Pick out each line below containing "Center".

Saved data entries:
--

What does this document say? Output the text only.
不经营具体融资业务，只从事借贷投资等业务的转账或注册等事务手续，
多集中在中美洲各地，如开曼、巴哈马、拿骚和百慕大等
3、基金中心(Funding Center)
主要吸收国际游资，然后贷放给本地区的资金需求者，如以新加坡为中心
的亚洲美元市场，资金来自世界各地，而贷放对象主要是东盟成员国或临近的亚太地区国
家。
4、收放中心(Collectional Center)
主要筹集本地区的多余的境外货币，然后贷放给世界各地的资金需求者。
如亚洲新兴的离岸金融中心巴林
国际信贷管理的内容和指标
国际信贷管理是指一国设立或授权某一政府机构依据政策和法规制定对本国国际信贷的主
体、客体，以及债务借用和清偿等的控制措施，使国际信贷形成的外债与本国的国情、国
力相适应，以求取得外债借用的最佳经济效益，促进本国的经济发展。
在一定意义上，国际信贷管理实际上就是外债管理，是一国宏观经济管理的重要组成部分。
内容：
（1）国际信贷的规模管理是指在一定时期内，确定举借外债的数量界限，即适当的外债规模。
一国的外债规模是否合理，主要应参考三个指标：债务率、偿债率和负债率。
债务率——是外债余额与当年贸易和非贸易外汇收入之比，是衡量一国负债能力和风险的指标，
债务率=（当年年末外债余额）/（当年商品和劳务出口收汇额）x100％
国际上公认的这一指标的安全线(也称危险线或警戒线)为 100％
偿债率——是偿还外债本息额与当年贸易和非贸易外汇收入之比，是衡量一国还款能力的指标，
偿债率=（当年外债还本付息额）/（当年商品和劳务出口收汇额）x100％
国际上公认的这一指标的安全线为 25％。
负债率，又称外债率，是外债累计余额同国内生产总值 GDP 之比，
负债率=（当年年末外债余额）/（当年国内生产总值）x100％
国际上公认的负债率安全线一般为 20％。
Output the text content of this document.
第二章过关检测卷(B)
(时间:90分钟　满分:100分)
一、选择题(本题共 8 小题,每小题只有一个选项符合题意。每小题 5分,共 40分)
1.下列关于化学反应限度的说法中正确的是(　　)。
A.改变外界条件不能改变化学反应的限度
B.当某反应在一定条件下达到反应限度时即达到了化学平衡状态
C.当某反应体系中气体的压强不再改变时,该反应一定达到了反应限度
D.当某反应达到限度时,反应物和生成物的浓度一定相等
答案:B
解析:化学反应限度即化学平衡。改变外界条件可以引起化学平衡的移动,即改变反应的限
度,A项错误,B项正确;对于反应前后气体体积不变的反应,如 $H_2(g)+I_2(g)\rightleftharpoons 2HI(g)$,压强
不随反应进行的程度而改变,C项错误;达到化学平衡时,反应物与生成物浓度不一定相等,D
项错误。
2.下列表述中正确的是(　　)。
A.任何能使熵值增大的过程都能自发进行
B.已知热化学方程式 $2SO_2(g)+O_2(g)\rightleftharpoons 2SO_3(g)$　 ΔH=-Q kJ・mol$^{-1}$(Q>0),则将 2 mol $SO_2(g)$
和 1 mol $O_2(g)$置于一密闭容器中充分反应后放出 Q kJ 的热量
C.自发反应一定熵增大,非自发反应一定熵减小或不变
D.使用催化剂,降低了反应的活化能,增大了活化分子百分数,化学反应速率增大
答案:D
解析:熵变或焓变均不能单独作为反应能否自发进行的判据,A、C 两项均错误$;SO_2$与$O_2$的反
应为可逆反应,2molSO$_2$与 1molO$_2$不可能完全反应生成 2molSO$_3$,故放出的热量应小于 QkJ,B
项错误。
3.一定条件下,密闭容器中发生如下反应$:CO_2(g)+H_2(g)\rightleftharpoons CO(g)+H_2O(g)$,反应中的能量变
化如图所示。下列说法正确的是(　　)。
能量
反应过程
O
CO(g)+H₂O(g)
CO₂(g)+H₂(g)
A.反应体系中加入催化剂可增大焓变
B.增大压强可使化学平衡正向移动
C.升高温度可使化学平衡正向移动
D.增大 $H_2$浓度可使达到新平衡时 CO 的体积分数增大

--

Result of this exercise:
3、基金中心(Funding Center)
4、收放中心(Collectional Center)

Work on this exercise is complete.